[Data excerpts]
------------
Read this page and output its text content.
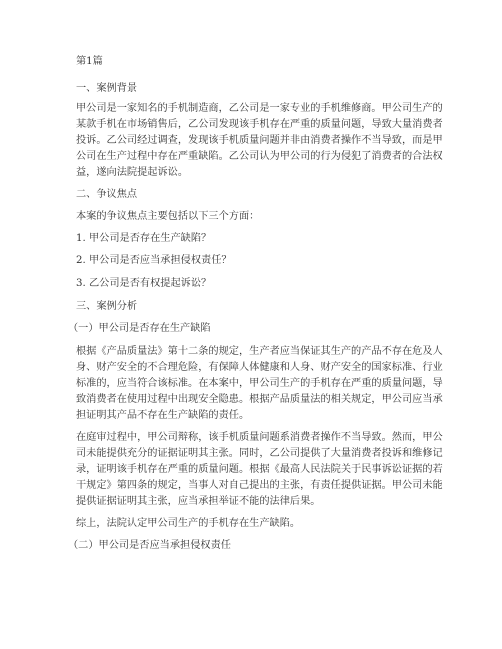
第1篇
一、案例背景
甲公司是一家知名的手机制造商，乙公司是一家专业的手机维修商。甲公司生产的
某款手机在市场销售后，乙公司发现该手机存在严重的质量问题，导致大量消费者
投诉。乙公司经过调查，发现该手机质量问题并非由消费者操作不当导致，而是甲
公司在生产过程中存在严重缺陷。乙公司认为甲公司的行为侵犯了消费者的合法权
益，遂向法院提起诉讼。
二、争议焦点
本案的争议焦点主要包括以下三个方面：
1. 甲公司是否存在生产缺陷？
2. 甲公司是否应当承担侵权责任？
3. 乙公司是否有权提起诉讼？
三、案例分析
（一）甲公司是否存在生产缺陷
根据《产品质量法》第十二条的规定，生产者应当保证其生产的产品不存在危及人
身、财产安全的不合理危险，有保障人体健康和人身、财产安全的国家标准、行业
标准的，应当符合该标准。在本案中，甲公司生产的手机存在严重的质量问题，导
致消费者在使用过程中出现安全隐患。根据产品质量法的相关规定，甲公司应当承
担证明其产品不存在生产缺陷的责任。
在庭审过程中，甲公司辩称，该手机质量问题系消费者操作不当导致。然而，甲公
司未能提供充分的证据证明其主张。同时，乙公司提供了大量消费者投诉和维修记
录，证明该手机存在严重的质量问题。根据《最高人民法院关于民事诉讼证据的若
干规定》第四条的规定，当事人对自己提出的主张，有责任提供证据。甲公司未能
提供证据证明其主张，应当承担举证不能的法律后果。
综上，法院认定甲公司生产的手机存在生产缺陷。
（二）甲公司是否应当承担侵权责任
------------
→ **SHORT EXERCISE**:
Return the material word for word. Pictures are not part of the copy.

→ **ANSWER IN FULL**:
Read this page and output its text content.
第1篇
一、案例背景
甲公司是一家知名的手机制造商，乙公司是一家专业的手机维修商。甲公司生产的
某款手机在市场销售后，乙公司发现该手机存在严重的质量问题，导致大量消费者
投诉。乙公司经过调查，发现该手机质量问题并非由消费者操作不当导致，而是甲
公司在生产过程中存在严重缺陷。乙公司认为甲公司的行为侵犯了消费者的合法权
益，遂向法院提起诉讼。
二、争议焦点
本案的争议焦点主要包括以下三个方面：
1. 甲公司是否存在生产缺陷？
2. 甲公司是否应当承担侵权责任？
3. 乙公司是否有权提起诉讼？
三、案例分析
（一）甲公司是否存在生产缺陷
根据《产品质量法》第十二条的规定，生产者应当保证其生产的产品不存在危及人
身、财产安全的不合理危险，有保障人体健康和人身、财产安全的国家标准、行业
标准的，应当符合该标准。在本案中，甲公司生产的手机存在严重的质量问题，导
致消费者在使用过程中出现安全隐患。根据产品质量法的相关规定，甲公司应当承
担证明其产品不存在生产缺陷的责任。
在庭审过程中，甲公司辩称，该手机质量问题系消费者操作不当导致。然而，甲公
司未能提供充分的证据证明其主张。同时，乙公司提供了大量消费者投诉和维修记
录，证明该手机存在严重的质量问题。根据《最高人民法院关于民事诉讼证据的若
干规定》第四条的规定，当事人对自己提出的主张，有责任提供证据。甲公司未能
提供证据证明其主张，应当承担举证不能的法律后果。
综上，法院认定甲公司生产的手机存在生产缺陷。
（二）甲公司是否应当承担侵权责任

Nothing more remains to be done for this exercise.